TASK DIRECTIONS:
Report every line below that holds the word "color".

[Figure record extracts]
^^^^
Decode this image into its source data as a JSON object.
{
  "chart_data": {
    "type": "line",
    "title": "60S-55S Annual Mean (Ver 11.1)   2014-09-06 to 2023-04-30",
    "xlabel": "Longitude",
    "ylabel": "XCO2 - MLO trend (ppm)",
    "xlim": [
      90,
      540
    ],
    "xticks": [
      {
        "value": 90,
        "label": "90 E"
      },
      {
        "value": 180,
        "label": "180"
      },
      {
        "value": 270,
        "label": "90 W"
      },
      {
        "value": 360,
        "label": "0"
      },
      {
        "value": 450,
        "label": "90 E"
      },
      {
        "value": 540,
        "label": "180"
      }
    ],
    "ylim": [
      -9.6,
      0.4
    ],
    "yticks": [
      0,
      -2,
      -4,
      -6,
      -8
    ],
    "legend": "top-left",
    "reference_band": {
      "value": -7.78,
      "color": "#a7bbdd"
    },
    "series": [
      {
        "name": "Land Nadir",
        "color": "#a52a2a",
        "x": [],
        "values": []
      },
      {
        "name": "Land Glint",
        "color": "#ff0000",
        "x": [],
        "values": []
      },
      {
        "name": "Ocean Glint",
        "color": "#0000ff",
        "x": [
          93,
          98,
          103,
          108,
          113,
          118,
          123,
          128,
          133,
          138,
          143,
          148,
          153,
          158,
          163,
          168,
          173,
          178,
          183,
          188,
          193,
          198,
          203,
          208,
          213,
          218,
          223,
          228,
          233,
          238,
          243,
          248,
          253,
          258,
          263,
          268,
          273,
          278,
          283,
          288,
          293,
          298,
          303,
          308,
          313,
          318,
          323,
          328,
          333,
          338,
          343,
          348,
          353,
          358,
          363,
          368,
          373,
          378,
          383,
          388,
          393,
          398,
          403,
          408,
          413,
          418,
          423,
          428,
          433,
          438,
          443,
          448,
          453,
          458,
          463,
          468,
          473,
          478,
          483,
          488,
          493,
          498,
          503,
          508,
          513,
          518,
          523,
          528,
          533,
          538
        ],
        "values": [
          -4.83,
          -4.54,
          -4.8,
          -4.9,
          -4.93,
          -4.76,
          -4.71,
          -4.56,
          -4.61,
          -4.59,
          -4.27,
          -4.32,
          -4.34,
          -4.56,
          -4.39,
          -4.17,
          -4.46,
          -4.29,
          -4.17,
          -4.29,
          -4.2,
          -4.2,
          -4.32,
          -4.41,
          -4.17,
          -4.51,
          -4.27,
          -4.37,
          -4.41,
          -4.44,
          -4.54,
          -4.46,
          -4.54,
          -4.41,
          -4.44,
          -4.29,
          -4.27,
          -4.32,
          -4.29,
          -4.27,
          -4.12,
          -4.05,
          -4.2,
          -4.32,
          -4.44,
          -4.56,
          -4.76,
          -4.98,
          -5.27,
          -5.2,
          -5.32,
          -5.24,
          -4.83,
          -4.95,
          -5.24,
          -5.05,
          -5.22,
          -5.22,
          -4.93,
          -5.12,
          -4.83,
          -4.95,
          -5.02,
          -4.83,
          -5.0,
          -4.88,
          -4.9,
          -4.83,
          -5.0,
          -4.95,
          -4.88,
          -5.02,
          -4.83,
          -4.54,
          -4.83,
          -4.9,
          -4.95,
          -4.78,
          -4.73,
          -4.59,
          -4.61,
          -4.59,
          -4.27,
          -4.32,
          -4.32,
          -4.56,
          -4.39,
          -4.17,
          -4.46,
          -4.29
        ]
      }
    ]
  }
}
^^^^
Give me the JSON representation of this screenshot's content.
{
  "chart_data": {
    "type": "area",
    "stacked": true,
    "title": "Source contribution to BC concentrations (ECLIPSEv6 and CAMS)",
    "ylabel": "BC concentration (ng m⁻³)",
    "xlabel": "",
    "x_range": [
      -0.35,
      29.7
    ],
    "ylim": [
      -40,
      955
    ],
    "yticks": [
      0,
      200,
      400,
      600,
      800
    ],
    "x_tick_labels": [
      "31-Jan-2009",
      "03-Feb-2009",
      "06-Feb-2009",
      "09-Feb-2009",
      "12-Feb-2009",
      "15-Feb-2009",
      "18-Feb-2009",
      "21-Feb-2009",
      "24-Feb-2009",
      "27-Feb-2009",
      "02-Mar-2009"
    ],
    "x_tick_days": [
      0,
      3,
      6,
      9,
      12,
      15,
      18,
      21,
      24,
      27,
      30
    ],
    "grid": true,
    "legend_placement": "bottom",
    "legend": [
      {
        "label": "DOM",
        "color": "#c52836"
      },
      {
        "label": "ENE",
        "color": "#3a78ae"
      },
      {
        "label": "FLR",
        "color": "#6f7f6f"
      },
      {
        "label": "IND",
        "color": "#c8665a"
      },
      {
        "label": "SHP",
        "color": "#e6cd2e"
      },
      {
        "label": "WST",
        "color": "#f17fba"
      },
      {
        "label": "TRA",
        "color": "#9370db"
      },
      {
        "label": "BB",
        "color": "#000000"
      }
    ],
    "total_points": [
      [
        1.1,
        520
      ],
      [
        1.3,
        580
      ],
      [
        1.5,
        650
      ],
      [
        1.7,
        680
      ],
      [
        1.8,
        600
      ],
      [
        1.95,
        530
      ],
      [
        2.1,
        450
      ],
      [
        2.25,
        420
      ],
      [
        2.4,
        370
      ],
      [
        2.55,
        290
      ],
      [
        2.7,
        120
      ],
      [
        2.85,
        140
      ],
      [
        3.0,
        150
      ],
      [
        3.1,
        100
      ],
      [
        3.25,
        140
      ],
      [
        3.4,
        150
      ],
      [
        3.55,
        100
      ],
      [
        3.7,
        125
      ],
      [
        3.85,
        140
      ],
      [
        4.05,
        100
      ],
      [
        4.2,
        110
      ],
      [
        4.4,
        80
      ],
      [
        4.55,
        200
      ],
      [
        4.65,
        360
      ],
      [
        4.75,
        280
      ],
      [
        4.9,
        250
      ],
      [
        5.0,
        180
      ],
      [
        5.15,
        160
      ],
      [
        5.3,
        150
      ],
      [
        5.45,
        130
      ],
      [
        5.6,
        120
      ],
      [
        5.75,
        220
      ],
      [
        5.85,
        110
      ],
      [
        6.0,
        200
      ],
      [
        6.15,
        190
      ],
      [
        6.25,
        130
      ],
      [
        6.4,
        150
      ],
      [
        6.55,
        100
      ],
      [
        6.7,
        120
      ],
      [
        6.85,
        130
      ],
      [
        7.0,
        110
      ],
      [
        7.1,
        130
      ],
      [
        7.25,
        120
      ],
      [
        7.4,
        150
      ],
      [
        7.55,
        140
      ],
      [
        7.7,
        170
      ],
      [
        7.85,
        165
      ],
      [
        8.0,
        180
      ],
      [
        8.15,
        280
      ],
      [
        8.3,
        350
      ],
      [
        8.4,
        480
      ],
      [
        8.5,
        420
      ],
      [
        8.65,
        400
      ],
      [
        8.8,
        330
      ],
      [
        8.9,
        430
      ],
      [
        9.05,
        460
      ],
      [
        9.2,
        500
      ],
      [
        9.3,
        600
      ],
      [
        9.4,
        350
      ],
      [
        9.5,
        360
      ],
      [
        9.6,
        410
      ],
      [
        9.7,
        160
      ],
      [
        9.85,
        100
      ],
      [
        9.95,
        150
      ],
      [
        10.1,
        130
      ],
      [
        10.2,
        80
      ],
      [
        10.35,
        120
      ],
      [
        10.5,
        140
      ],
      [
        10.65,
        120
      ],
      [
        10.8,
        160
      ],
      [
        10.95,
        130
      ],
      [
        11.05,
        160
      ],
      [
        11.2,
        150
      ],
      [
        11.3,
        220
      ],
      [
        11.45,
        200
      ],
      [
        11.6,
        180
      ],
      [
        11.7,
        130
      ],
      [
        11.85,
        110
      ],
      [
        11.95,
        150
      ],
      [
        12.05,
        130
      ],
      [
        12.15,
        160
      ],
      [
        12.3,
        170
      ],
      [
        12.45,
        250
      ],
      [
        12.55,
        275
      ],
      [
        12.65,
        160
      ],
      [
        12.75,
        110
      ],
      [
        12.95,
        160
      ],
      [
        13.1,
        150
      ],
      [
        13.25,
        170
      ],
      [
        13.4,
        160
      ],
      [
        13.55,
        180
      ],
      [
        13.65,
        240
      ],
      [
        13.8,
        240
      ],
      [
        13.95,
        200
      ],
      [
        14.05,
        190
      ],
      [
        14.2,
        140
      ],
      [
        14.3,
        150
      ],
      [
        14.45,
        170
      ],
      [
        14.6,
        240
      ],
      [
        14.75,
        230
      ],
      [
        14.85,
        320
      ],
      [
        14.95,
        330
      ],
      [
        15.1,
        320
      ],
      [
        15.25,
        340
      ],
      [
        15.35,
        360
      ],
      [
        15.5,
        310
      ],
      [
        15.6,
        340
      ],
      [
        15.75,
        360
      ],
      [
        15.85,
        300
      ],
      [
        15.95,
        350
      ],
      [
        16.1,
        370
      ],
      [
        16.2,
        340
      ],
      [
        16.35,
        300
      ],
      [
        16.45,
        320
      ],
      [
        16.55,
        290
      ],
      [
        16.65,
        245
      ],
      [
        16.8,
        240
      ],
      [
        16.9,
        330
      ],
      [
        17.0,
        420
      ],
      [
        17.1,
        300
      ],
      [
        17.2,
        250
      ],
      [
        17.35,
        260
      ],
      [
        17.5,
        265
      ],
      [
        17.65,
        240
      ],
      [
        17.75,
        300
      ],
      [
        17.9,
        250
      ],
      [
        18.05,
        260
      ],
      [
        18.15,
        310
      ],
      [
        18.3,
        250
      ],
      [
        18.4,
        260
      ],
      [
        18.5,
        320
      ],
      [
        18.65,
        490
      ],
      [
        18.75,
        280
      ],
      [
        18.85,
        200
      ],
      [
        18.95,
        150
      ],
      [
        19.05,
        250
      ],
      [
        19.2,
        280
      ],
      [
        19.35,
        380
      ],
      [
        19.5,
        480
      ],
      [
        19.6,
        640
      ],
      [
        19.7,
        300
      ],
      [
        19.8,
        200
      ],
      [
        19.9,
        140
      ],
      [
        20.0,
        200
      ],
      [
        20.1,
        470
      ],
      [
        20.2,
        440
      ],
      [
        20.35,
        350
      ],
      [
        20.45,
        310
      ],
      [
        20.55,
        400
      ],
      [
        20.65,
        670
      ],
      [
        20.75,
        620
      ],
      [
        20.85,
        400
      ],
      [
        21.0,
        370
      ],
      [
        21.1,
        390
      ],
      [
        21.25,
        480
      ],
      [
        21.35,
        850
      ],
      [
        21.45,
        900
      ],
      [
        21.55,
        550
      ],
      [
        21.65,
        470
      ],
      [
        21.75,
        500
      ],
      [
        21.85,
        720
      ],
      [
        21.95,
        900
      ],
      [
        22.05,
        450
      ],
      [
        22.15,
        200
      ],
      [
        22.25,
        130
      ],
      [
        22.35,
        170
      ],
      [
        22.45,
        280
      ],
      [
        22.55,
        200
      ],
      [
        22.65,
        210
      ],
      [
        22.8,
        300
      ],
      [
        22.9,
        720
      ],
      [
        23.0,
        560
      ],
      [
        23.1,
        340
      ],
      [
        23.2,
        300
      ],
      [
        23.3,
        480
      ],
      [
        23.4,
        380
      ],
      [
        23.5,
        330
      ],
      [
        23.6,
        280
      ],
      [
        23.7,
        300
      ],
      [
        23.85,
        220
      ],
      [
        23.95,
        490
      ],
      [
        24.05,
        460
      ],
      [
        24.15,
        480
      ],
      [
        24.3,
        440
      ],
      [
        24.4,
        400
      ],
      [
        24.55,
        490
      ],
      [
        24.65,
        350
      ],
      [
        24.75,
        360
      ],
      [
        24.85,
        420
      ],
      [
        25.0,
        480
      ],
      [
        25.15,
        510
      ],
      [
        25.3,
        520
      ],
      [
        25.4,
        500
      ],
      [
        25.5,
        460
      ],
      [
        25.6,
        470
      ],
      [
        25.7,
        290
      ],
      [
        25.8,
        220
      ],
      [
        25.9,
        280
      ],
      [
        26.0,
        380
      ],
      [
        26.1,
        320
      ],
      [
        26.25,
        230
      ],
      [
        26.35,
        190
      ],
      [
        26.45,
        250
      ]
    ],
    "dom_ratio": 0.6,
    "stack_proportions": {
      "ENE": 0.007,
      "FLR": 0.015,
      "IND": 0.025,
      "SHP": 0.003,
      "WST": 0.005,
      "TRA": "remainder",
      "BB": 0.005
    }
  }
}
^^^^
OUTPUT FOR THIS TASK:
      "color": "#a7bbdd"
        "color": "#a52a2a",
        "color": "#ff0000",
        "color": "#0000ff",
        "color": "#c52836"
        "color": "#3a78ae"
        "color": "#6f7f6f"
        "color": "#c8665a"
        "color": "#e6cd2e"
        "color": "#f17fba"
        "color": "#9370db"
        "color": "#000000"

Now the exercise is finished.